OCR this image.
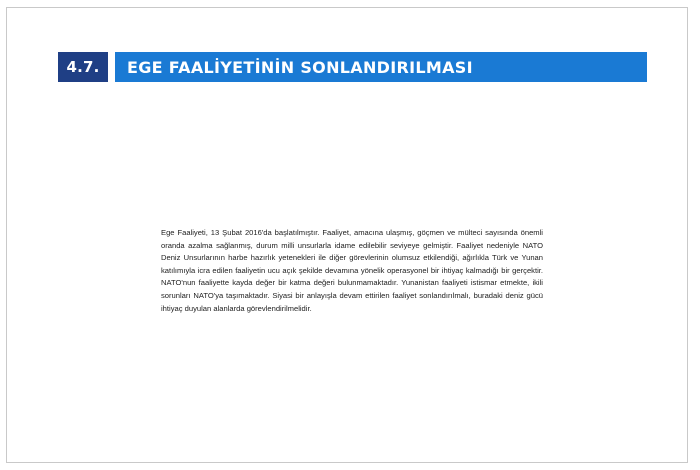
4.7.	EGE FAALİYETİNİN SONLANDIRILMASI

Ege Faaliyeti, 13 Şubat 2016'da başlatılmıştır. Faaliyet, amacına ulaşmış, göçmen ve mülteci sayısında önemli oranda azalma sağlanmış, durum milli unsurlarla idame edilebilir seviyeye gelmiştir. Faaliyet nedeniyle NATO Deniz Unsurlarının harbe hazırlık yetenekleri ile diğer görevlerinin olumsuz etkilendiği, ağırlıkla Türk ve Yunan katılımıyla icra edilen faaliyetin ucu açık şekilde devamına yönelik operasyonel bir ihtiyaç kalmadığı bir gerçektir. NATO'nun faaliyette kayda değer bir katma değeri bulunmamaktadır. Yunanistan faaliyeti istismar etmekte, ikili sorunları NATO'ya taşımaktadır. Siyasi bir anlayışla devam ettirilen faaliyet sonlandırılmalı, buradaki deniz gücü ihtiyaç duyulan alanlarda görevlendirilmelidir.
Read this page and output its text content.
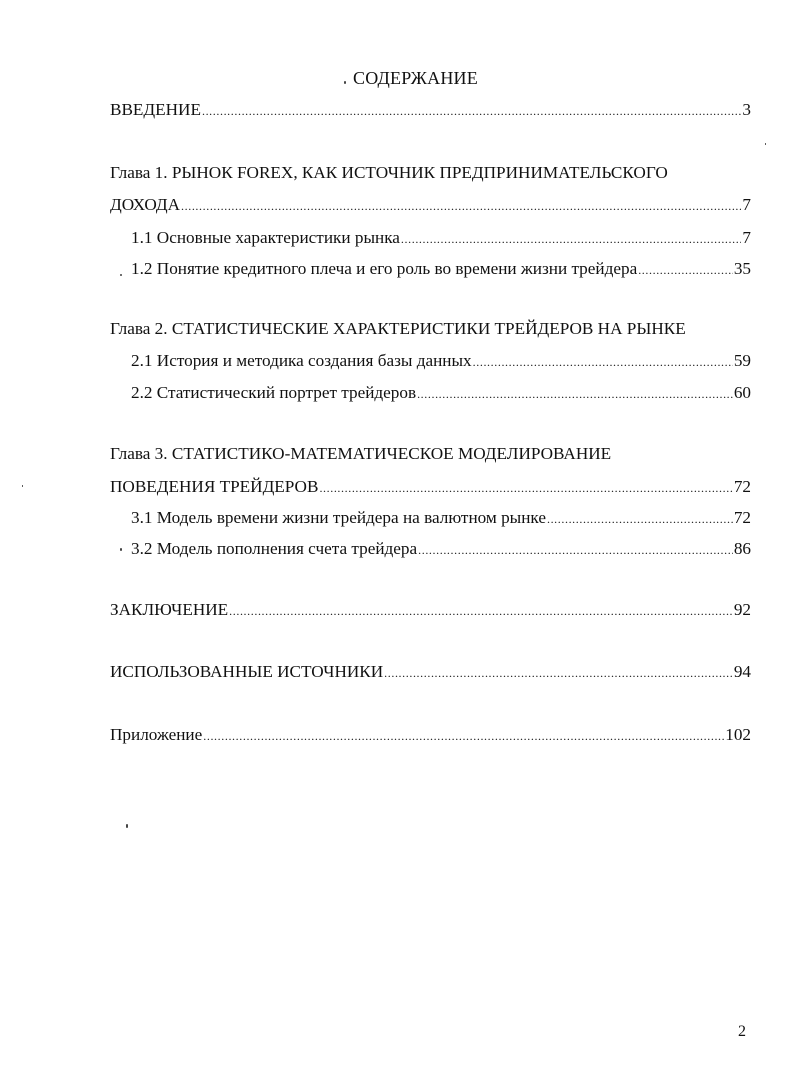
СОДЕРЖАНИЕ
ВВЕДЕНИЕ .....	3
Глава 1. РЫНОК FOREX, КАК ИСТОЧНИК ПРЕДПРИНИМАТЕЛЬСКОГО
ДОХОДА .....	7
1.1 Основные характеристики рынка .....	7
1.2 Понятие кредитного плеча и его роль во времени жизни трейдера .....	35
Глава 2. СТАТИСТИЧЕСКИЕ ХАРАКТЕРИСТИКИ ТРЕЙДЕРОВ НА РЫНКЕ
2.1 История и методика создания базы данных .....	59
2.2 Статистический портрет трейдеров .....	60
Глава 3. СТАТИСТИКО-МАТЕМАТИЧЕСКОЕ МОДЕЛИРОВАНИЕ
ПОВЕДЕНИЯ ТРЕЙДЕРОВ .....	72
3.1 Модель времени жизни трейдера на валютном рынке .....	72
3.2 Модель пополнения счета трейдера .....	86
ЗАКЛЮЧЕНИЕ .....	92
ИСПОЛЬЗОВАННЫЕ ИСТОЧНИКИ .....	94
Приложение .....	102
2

^^^^^^^^^^^^^^^^

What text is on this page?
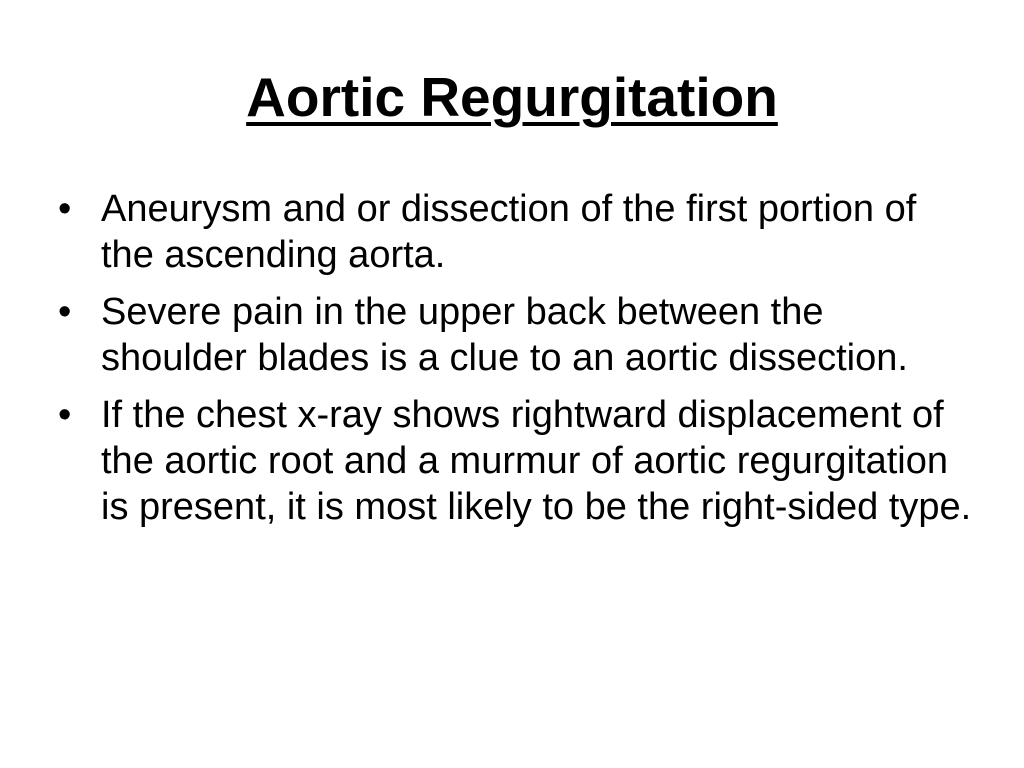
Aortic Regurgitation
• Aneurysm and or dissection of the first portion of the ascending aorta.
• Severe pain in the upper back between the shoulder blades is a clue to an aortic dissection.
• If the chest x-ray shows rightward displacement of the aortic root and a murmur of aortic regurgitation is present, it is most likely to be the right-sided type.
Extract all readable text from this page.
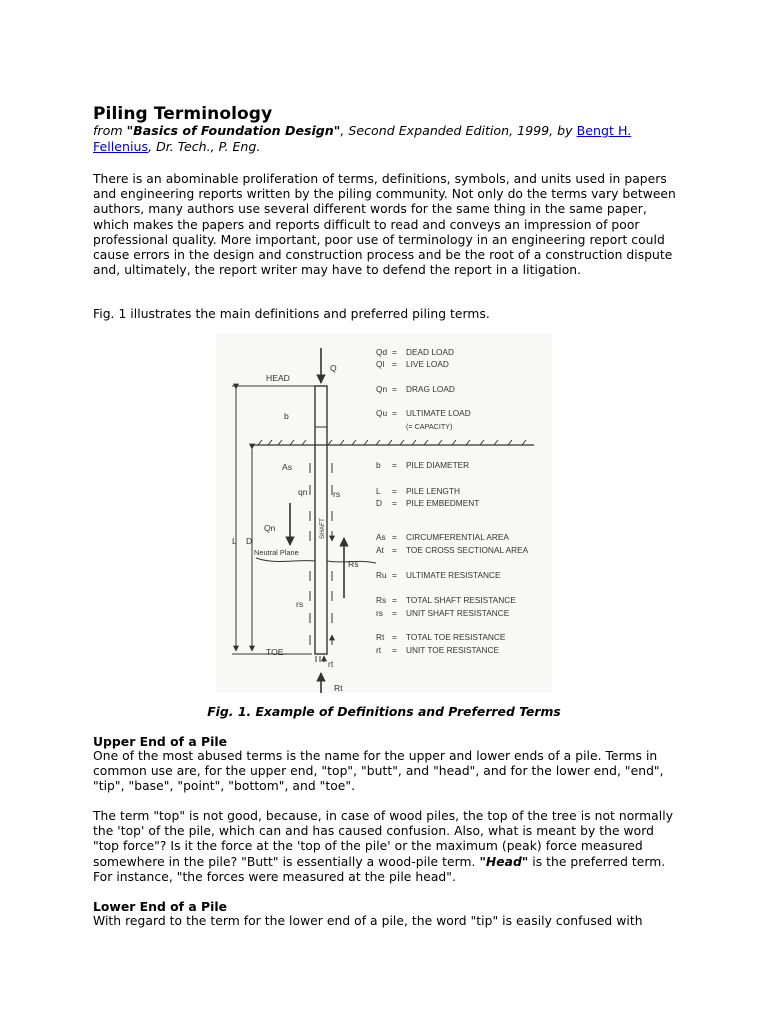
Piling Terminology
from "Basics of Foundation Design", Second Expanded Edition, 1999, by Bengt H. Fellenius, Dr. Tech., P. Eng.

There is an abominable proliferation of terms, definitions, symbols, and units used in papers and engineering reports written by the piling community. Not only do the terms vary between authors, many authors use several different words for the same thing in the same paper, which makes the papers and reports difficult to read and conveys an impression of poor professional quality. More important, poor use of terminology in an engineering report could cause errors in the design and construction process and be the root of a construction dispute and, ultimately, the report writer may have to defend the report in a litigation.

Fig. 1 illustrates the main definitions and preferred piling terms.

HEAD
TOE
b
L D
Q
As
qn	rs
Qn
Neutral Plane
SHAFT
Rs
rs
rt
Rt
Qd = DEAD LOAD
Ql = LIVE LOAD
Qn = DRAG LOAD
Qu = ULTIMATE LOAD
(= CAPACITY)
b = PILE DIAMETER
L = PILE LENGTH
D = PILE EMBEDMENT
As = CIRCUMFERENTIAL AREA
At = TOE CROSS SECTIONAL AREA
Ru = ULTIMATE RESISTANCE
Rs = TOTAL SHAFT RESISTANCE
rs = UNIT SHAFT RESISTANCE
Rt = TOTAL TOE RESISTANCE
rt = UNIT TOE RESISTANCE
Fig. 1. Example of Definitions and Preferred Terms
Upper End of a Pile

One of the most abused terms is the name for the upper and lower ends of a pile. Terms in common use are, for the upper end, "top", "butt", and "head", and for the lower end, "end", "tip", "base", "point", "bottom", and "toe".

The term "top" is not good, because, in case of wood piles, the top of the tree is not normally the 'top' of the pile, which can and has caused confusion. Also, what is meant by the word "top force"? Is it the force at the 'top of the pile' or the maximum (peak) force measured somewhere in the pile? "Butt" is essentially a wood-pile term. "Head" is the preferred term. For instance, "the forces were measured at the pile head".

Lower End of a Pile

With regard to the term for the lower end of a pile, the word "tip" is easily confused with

^^^^^^^^^^^^^^^^

Required work:
Extract from the data every line where "Глава" shows up.

Finished task:
Глава 1. РЫНОК FOREX, КАК ИСТОЧНИК ПРЕДПРИНИМАТЕЛЬСКОГО
Глава 2. СТАТИСТИЧЕСКИЕ ХАРАКТЕРИСТИКИ ТРЕЙДЕРОВ НА РЫНКЕ
Глава 3. СТАТИСТИКО-МАТЕМАТИЧЕСКОЕ МОДЕЛИРОВАНИЕ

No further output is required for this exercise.